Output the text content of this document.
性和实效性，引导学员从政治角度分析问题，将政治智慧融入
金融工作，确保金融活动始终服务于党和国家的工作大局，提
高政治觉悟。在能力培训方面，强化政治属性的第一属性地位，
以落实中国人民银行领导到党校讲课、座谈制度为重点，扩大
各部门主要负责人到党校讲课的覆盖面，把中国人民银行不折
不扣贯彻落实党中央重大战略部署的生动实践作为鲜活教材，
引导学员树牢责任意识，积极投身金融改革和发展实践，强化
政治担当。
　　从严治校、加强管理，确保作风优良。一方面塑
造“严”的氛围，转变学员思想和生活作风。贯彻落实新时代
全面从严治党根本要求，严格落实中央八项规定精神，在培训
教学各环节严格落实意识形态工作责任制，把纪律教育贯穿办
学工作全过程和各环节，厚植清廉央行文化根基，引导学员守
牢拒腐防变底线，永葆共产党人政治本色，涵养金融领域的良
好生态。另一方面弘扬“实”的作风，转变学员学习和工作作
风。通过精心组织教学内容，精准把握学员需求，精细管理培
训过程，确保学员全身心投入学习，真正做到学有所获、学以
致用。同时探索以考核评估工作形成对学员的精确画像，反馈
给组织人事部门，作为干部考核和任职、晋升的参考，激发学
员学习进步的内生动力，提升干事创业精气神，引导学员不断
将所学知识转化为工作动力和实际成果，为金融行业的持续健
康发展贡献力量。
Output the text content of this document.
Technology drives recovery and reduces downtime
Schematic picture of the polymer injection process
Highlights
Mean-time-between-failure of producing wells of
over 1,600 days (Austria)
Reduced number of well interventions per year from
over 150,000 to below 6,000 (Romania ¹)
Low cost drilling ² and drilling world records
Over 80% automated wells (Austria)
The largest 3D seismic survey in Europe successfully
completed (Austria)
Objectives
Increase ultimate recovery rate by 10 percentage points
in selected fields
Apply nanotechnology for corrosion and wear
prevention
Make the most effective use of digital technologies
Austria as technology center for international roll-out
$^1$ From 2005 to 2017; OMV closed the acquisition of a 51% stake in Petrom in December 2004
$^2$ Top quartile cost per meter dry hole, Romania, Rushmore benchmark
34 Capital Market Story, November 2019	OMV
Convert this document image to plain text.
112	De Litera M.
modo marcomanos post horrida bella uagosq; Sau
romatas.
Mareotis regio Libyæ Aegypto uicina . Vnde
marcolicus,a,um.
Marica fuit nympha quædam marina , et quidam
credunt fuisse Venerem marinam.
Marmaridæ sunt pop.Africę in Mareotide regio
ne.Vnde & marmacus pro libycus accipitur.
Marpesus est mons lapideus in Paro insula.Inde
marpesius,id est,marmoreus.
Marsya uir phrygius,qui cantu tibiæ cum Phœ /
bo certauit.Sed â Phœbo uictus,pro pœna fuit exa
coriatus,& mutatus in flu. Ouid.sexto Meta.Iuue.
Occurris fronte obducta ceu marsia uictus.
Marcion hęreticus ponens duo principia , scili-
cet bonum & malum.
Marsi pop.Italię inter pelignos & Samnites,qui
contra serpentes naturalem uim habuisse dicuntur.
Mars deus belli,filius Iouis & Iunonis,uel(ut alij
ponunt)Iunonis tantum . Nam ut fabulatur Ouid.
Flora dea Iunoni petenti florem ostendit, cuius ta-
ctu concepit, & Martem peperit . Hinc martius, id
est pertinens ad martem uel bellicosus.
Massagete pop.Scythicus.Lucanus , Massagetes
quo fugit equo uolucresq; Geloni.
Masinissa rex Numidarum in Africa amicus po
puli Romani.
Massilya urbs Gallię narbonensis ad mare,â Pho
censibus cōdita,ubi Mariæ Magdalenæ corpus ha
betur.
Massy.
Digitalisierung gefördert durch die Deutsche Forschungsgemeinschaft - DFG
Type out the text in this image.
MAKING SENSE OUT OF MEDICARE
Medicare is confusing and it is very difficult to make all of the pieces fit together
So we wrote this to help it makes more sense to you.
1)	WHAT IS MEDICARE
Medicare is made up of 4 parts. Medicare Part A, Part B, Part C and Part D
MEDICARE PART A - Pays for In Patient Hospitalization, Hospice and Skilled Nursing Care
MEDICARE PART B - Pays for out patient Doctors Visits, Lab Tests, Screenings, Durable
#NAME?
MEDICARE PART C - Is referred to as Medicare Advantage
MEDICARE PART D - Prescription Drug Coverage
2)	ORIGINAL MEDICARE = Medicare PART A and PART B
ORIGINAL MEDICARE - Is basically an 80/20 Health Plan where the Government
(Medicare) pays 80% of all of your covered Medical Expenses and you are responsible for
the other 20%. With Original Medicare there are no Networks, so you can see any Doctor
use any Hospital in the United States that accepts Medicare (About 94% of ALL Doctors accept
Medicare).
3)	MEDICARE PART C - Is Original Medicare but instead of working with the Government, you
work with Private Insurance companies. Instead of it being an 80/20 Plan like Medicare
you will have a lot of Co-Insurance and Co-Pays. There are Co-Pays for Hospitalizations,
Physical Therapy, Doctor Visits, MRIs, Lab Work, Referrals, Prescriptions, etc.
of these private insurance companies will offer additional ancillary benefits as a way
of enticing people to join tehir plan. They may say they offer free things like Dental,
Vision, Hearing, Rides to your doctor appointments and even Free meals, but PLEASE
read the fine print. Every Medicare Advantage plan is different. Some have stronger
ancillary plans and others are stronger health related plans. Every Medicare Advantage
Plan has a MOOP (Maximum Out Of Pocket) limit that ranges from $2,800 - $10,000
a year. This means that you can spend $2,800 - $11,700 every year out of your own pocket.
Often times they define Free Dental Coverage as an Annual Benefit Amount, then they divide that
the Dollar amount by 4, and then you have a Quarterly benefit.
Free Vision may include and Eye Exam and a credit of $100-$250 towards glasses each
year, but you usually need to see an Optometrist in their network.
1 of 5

[Task instructions]:
Find the lines that include the string "stronger", then copy each of them.

[Output of the task]:
read the fine print. Every Medicare Advantage plan is different. Some have stronger
ancillary plans and others are stronger health related plans. Every Medicare Advantage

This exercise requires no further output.